### What to do
Could you repeat the listing from the line with "List every element" to the line with "project-title[interactable]: Home Connext", swapping "settings-button" for "options-button" and leaving everything else unchanged? Omit the pictures.

Start of The input

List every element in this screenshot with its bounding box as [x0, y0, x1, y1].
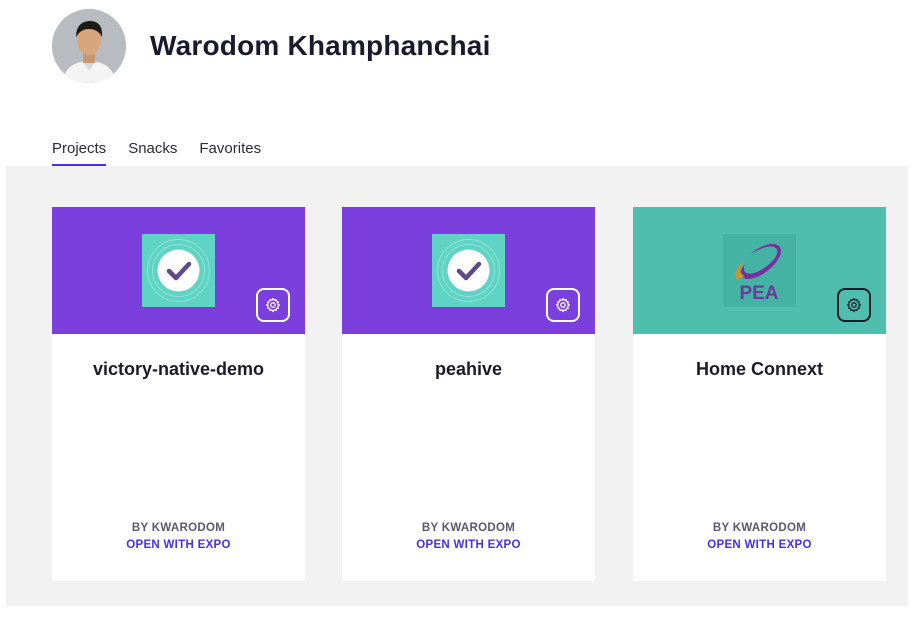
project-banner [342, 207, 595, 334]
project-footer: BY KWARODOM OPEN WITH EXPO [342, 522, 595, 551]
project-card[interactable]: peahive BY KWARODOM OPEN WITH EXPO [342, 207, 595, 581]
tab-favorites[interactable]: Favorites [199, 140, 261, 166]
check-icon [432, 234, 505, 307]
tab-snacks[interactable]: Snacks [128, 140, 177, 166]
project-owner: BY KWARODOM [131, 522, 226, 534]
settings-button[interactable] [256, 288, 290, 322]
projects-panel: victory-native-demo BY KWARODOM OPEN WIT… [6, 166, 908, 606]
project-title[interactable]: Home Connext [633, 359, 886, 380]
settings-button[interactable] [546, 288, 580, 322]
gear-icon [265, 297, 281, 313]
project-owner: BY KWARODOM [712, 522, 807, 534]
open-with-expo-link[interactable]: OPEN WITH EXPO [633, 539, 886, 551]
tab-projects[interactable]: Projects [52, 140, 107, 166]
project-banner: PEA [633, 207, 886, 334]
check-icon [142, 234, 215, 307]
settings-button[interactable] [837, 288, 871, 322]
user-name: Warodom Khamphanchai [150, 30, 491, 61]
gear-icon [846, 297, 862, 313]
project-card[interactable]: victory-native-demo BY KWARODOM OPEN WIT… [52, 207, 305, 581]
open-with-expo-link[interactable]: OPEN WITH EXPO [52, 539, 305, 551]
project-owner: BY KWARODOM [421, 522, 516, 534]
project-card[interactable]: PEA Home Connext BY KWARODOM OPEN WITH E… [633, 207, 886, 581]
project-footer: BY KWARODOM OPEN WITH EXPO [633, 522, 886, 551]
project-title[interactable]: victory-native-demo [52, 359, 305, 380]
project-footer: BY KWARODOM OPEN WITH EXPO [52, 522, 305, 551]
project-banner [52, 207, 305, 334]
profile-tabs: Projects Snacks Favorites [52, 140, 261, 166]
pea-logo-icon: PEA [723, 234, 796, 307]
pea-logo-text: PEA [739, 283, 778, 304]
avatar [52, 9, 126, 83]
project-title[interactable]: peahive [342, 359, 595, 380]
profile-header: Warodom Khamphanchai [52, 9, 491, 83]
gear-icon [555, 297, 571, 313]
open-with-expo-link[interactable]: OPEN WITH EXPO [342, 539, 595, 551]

End of The input
Start of The input

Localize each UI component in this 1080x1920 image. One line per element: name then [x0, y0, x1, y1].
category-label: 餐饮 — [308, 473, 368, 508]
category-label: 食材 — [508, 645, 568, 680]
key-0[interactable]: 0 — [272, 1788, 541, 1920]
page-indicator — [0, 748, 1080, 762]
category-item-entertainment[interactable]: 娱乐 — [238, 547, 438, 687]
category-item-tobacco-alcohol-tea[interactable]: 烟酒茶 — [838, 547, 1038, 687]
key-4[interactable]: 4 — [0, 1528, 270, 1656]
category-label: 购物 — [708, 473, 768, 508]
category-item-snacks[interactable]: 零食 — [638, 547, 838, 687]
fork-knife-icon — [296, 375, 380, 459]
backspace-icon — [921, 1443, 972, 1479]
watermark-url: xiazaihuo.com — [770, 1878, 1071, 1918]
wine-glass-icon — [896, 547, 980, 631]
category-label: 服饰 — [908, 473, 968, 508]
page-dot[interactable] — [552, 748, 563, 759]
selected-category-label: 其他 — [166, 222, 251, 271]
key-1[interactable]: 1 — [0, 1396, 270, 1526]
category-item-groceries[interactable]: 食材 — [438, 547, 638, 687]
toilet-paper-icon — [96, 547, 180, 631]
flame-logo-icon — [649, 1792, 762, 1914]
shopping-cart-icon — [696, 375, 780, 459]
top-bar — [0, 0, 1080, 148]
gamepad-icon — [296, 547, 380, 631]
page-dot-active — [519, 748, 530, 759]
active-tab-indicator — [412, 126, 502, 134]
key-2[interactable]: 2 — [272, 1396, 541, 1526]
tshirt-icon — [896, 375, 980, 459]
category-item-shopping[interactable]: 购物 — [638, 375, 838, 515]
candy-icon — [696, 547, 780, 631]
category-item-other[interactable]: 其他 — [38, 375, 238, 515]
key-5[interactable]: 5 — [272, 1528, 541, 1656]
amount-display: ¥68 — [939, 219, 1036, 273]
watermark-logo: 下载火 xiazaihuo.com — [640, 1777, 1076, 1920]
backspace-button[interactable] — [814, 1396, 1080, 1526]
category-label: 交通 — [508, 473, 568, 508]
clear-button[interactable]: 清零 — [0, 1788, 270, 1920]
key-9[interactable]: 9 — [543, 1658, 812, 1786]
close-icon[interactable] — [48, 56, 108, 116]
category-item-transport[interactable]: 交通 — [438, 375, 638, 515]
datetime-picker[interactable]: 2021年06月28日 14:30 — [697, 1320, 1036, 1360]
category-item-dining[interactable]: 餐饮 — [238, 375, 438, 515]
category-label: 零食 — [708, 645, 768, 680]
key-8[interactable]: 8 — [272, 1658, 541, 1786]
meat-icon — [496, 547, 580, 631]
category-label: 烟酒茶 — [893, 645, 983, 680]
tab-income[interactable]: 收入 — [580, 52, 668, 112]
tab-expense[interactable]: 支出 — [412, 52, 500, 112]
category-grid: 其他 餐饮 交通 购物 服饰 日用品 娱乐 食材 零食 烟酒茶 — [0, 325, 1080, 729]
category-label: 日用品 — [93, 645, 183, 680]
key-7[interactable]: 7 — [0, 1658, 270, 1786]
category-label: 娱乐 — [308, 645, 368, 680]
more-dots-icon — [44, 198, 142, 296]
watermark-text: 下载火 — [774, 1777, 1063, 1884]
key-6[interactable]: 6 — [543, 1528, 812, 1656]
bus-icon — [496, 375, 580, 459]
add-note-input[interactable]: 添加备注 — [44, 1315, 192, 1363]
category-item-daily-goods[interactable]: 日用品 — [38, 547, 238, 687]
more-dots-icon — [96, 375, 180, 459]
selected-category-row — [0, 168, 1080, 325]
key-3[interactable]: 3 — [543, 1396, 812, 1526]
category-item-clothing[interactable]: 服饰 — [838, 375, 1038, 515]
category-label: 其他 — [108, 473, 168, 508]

End of The input
Start of The input

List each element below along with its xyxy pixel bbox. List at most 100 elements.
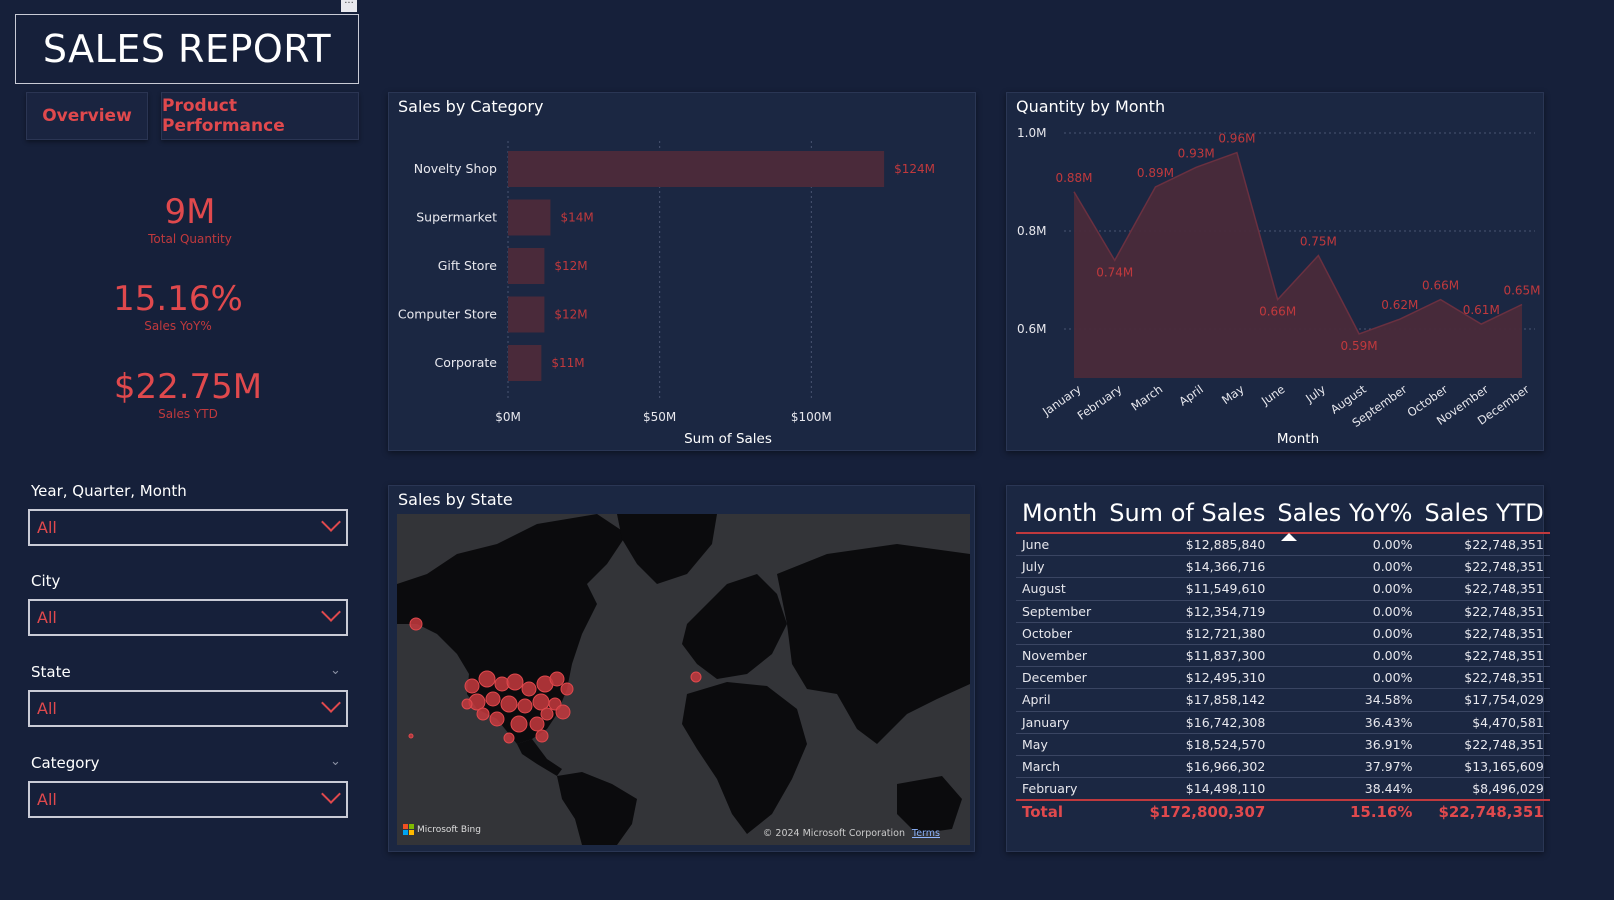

End of The input

### Worked solution
List every element in this screenshot with its bounding box as [x0, y0, x1, y1].
project-banner [342, 207, 595, 334]
project-footer: BY KWARODOM OPEN WITH EXPO [342, 522, 595, 551]
project-card[interactable]: peahive BY KWARODOM OPEN WITH EXPO [342, 207, 595, 581]
tab-favorites[interactable]: Favorites [199, 140, 261, 166]
check-icon [432, 234, 505, 307]
tab-snacks[interactable]: Snacks [128, 140, 177, 166]
project-owner: BY KWARODOM [131, 522, 226, 534]
options-button[interactable] [256, 288, 290, 322]
projects-panel: victory-native-demo BY KWARODOM OPEN WIT… [6, 166, 908, 606]
project-title[interactable]: Home Connext [633, 359, 886, 380]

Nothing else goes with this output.